» Aim
Write out all records as given; omit images.

START Dataset records

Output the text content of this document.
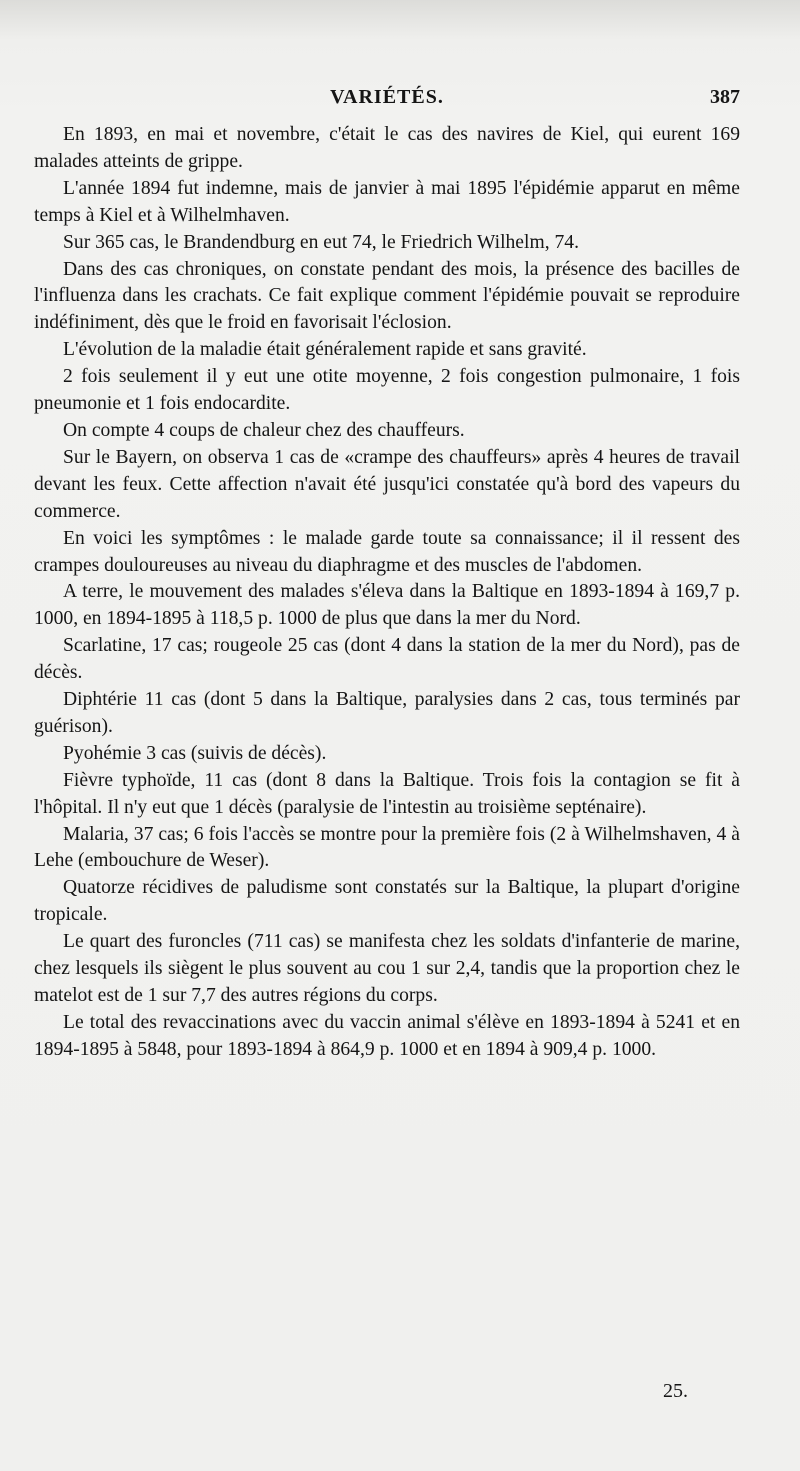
VARIÉTÉS.	387

En 1893, en mai et novembre, c'était le cas des navires de Kiel, qui eurent 169 malades atteints de grippe.

L'année 1894 fut indemne, mais de janvier à mai 1895 l'épidémie apparut en même temps à Kiel et à Wilhelmhaven.

Sur 365 cas, le Brandendburg en eut 74, le Friedrich Wilhelm, 74.

Dans des cas chroniques, on constate pendant des mois, la présence des bacilles de l'influenza dans les crachats. Ce fait explique comment l'épidémie pouvait se reproduire indéfiniment, dès que le froid en favorisait l'éclosion.

L'évolution de la maladie était généralement rapide et sans gravité.

2 fois seulement il y eut une otite moyenne, 2 fois congestion pulmonaire, 1 fois pneumonie et 1 fois endocardite.

On compte 4 coups de chaleur chez des chauffeurs.

Sur le Bayern, on observa 1 cas de «crampe des chauffeurs» après 4 heures de travail devant les feux. Cette affection n'avait été jusqu'ici constatée qu'à bord des vapeurs du commerce.

En voici les symptômes : le malade garde toute sa connaissance; il il ressent des crampes douloureuses au niveau du diaphragme et des muscles de l'abdomen.

A terre, le mouvement des malades s'éleva dans la Baltique en 1893-1894 à 169,7 p. 1000, en 1894-1895 à 118,5 p. 1000 de plus que dans la mer du Nord.

Scarlatine, 17 cas; rougeole 25 cas (dont 4 dans la station de la mer du Nord), pas de décès.

Diphtérie 11 cas (dont 5 dans la Baltique, paralysies dans 2 cas, tous terminés par guérison).

Pyohémie 3 cas (suivis de décès).

Fièvre typhoïde, 11 cas (dont 8 dans la Baltique. Trois fois la contagion se fit à l'hôpital. Il n'y eut que 1 décès (paralysie de l'intestin au troisième septénaire).

Malaria, 37 cas; 6 fois l'accès se montre pour la première fois (2 à Wilhelmshaven, 4 à Lehe (embouchure de Weser).

Quatorze récidives de paludisme sont constatés sur la Baltique, la plupart d'origine tropicale.

Le quart des furoncles (711 cas) se manifesta chez les soldats d'infanterie de marine, chez lesquels ils siègent le plus souvent au cou 1 sur 2,4, tandis que la proportion chez le matelot est de 1 sur 7,7 des autres régions du corps.

Le total des revaccinations avec du vaccin animal s'élève en 1893-1894 à 5241 et en 1894-1895 à 5848, pour 1893-1894 à 864,9 p. 1000 et en 1894 à 909,4 p. 1000.

25.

END Dataset records

» Written reply
Output the text content of this document.
VARIÉTÉS.	387

En 1893, en mai et novembre, c'était le cas des navires de Kiel, qui eurent 169 malades atteints de grippe.

L'année 1894 fut indemne, mais de janvier à mai 1895 l'épidémie apparut en même temps à Kiel et à Wilhelmhaven.

Sur 365 cas, le Brandendburg en eut 74, le Friedrich Wilhelm, 74.

Dans des cas chroniques, on constate pendant des mois, la présence des bacilles de l'influenza dans les crachats. Ce fait explique comment l'épidémie pouvait se reproduire indéfiniment, dès que le froid en favorisait l'éclosion.

L'évolution de la maladie était généralement rapide et sans gravité.

2 fois seulement il y eut une otite moyenne, 2 fois congestion pulmonaire, 1 fois pneumonie et 1 fois endocardite.

On compte 4 coups de chaleur chez des chauffeurs.

Sur le Bayern, on observa 1 cas de «crampe des chauffeurs» après 4 heures de travail devant les feux. Cette affection n'avait été jusqu'ici constatée qu'à bord des vapeurs du commerce.

En voici les symptômes : le malade garde toute sa connaissance; il il ressent des crampes douloureuses au niveau du diaphragme et des muscles de l'abdomen.

A terre, le mouvement des malades s'éleva dans la Baltique en 1893-1894 à 169,7 p. 1000, en 1894-1895 à 118,5 p. 1000 de plus que dans la mer du Nord.

Scarlatine, 17 cas; rougeole 25 cas (dont 4 dans la station de la mer du Nord), pas de décès.

Diphtérie 11 cas (dont 5 dans la Baltique, paralysies dans 2 cas, tous terminés par guérison).

Pyohémie 3 cas (suivis de décès).

Fièvre typhoïde, 11 cas (dont 8 dans la Baltique. Trois fois la contagion se fit à l'hôpital. Il n'y eut que 1 décès (paralysie de l'intestin au troisième septénaire).

Malaria, 37 cas; 6 fois l'accès se montre pour la première fois (2 à Wilhelmshaven, 4 à Lehe (embouchure de Weser).

Quatorze récidives de paludisme sont constatés sur la Baltique, la plupart d'origine tropicale.

Le quart des furoncles (711 cas) se manifesta chez les soldats d'infanterie de marine, chez lesquels ils siègent le plus souvent au cou 1 sur 2,4, tandis que la proportion chez le matelot est de 1 sur 7,7 des autres régions du corps.

Le total des revaccinations avec du vaccin animal s'élève en 1893-1894 à 5241 et en 1894-1895 à 5848, pour 1893-1894 à 864,9 p. 1000 et en 1894 à 909,4 p. 1000.

25.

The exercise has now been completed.